• [Direction]:
Copy each line of the listing below exactly.

• [Information given]:
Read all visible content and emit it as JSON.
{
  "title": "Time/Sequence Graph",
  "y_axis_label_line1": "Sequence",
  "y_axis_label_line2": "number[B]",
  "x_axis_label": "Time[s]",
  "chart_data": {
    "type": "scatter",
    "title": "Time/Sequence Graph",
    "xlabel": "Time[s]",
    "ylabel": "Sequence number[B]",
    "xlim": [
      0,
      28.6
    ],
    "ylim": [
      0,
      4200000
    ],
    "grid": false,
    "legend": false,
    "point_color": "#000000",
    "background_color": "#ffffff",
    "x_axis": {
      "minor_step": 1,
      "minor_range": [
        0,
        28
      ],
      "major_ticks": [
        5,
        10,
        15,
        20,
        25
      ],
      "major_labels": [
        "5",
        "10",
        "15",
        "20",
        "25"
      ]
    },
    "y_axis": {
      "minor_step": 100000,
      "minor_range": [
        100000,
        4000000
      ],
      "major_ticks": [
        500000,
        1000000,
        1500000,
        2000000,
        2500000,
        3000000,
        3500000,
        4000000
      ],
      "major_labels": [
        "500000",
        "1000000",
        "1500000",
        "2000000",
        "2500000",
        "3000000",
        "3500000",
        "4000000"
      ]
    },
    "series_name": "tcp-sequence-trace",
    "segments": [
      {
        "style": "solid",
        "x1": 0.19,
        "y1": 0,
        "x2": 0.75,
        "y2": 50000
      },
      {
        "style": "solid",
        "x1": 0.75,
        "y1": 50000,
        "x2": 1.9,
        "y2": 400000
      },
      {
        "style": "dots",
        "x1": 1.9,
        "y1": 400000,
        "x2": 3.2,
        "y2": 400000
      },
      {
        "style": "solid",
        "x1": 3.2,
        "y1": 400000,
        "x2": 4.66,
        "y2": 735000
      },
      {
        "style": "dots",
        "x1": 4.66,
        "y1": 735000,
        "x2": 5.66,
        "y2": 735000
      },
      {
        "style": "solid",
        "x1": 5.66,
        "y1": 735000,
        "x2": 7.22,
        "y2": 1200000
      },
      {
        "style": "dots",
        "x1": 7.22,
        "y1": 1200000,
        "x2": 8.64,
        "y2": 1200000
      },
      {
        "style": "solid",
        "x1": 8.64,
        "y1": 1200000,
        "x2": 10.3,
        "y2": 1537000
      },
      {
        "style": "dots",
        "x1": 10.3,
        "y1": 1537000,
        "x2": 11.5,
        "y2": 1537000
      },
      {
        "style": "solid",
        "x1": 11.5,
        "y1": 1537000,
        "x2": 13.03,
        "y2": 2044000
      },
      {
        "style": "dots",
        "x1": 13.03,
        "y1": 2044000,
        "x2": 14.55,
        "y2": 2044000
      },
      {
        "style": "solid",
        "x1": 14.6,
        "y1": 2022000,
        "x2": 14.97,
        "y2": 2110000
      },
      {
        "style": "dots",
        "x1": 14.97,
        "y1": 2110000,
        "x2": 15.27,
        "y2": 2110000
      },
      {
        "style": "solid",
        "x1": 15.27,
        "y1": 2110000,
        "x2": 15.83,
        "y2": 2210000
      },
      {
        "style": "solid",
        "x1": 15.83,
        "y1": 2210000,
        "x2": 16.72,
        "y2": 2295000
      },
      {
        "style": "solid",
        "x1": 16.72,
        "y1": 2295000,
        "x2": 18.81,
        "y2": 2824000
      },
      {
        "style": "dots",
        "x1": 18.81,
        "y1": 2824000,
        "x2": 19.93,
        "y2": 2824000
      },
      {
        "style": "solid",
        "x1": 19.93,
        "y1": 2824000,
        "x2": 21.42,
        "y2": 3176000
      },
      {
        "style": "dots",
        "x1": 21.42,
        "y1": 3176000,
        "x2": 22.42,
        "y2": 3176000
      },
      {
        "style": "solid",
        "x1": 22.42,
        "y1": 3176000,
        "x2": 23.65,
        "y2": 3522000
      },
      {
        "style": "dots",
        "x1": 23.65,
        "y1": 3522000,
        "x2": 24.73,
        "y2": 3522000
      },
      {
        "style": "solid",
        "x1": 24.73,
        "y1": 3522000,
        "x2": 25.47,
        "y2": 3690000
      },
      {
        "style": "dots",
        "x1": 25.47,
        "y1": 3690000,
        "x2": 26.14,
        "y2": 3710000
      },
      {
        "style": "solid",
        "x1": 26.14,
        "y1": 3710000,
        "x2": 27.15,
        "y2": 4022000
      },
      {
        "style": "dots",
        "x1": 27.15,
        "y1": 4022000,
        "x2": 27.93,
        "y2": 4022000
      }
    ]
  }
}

• [Task response]:
Read all visible content and emit it as JSON.
{
  "title": "Time/Sequence Graph",
  "y_axis_label_line1": "Sequence",
  "y_axis_label_line2": "number[B]",
  "x_axis_label": "Time[s]",
  "chart_data": {
    "type": "scatter",
    "title": "Time/Sequence Graph",
    "xlabel": "Time[s]",
    "ylabel": "Sequence number[B]",
    "xlim": [
      0,
      28.6
    ],
    "ylim": [
      0,
      4200000
    ],
    "grid": false,
    "legend": false,
    "point_color": "#000000",
    "background_color": "#ffffff",
    "x_axis": {
      "minor_step": 1,
      "minor_range": [
        0,
        28
      ],
      "major_ticks": [
        5,
        10,
        15,
        20,
        25
      ],
      "major_labels": [
        "5",
        "10",
        "15",
        "20",
        "25"
      ]
    },
    "y_axis": {
      "minor_step": 100000,
      "minor_range": [
        100000,
        4000000
      ],
      "major_ticks": [
        500000,
        1000000,
        1500000,
        2000000,
        2500000,
        3000000,
        3500000,
        4000000
      ],
      "major_labels": [
        "500000",
        "1000000",
        "1500000",
        "2000000",
        "2500000",
        "3000000",
        "3500000",
        "4000000"
      ]
    },
    "series_name": "tcp-sequence-trace",
    "segments": [
      {
        "style": "solid",
        "x1": 0.19,
        "y1": 0,
        "x2": 0.75,
        "y2": 50000
      },
      {
        "style": "solid",
        "x1": 0.75,
        "y1": 50000,
        "x2": 1.9,
        "y2": 400000
      },
      {
        "style": "dots",
        "x1": 1.9,
        "y1": 400000,
        "x2": 3.2,
        "y2": 400000
      },
      {
        "style": "solid",
        "x1": 3.2,
        "y1": 400000,
        "x2": 4.66,
        "y2": 735000
      },
      {
        "style": "dots",
        "x1": 4.66,
        "y1": 735000,
        "x2": 5.66,
        "y2": 735000
      },
      {
        "style": "solid",
        "x1": 5.66,
        "y1": 735000,
        "x2": 7.22,
        "y2": 1200000
      },
      {
        "style": "dots",
        "x1": 7.22,
        "y1": 1200000,
        "x2": 8.64,
        "y2": 1200000
      },
      {
        "style": "solid",
        "x1": 8.64,
        "y1": 1200000,
        "x2": 10.3,
        "y2": 1537000
      },
      {
        "style": "dots",
        "x1": 10.3,
        "y1": 1537000,
        "x2": 11.5,
        "y2": 1537000
      },
      {
        "style": "solid",
        "x1": 11.5,
        "y1": 1537000,
        "x2": 13.03,
        "y2": 2044000
      },
      {
        "style": "dots",
        "x1": 13.03,
        "y1": 2044000,
        "x2": 14.55,
        "y2": 2044000
      },
      {
        "style": "solid",
        "x1": 14.6,
        "y1": 2022000,
        "x2": 14.97,
        "y2": 2110000
      },
      {
        "style": "dots",
        "x1": 14.97,
        "y1": 2110000,
        "x2": 15.27,
        "y2": 2110000
      },
      {
        "style": "solid",
        "x1": 15.27,
        "y1": 2110000,
        "x2": 15.83,
        "y2": 2210000
      },
      {
        "style": "solid",
        "x1": 15.83,
        "y1": 2210000,
        "x2": 16.72,
        "y2": 2295000
      },
      {
        "style": "solid",
        "x1": 16.72,
        "y1": 2295000,
        "x2": 18.81,
        "y2": 2824000
      },
      {
        "style": "dots",
        "x1": 18.81,
        "y1": 2824000,
        "x2": 19.93,
        "y2": 2824000
      },
      {
        "style": "solid",
        "x1": 19.93,
        "y1": 2824000,
        "x2": 21.42,
        "y2": 3176000
      },
      {
        "style": "dots",
        "x1": 21.42,
        "y1": 3176000,
        "x2": 22.42,
        "y2": 3176000
      },
      {
        "style": "solid",
        "x1": 22.42,
        "y1": 3176000,
        "x2": 23.65,
        "y2": 3522000
      },
      {
        "style": "dots",
        "x1": 23.65,
        "y1": 3522000,
        "x2": 24.73,
        "y2": 3522000
      },
      {
        "style": "solid",
        "x1": 24.73,
        "y1": 3522000,
        "x2": 25.47,
        "y2": 3690000
      },
      {
        "style": "dots",
        "x1": 25.47,
        "y1": 3690000,
        "x2": 26.14,
        "y2": 3710000
      },
      {
        "style": "solid",
        "x1": 26.14,
        "y1": 3710000,
        "x2": 27.15,
        "y2": 4022000
      },
      {
        "style": "dots",
        "x1": 27.15,
        "y1": 4022000,
        "x2": 27.93,
        "y2": 4022000
      }
    ]
  }
}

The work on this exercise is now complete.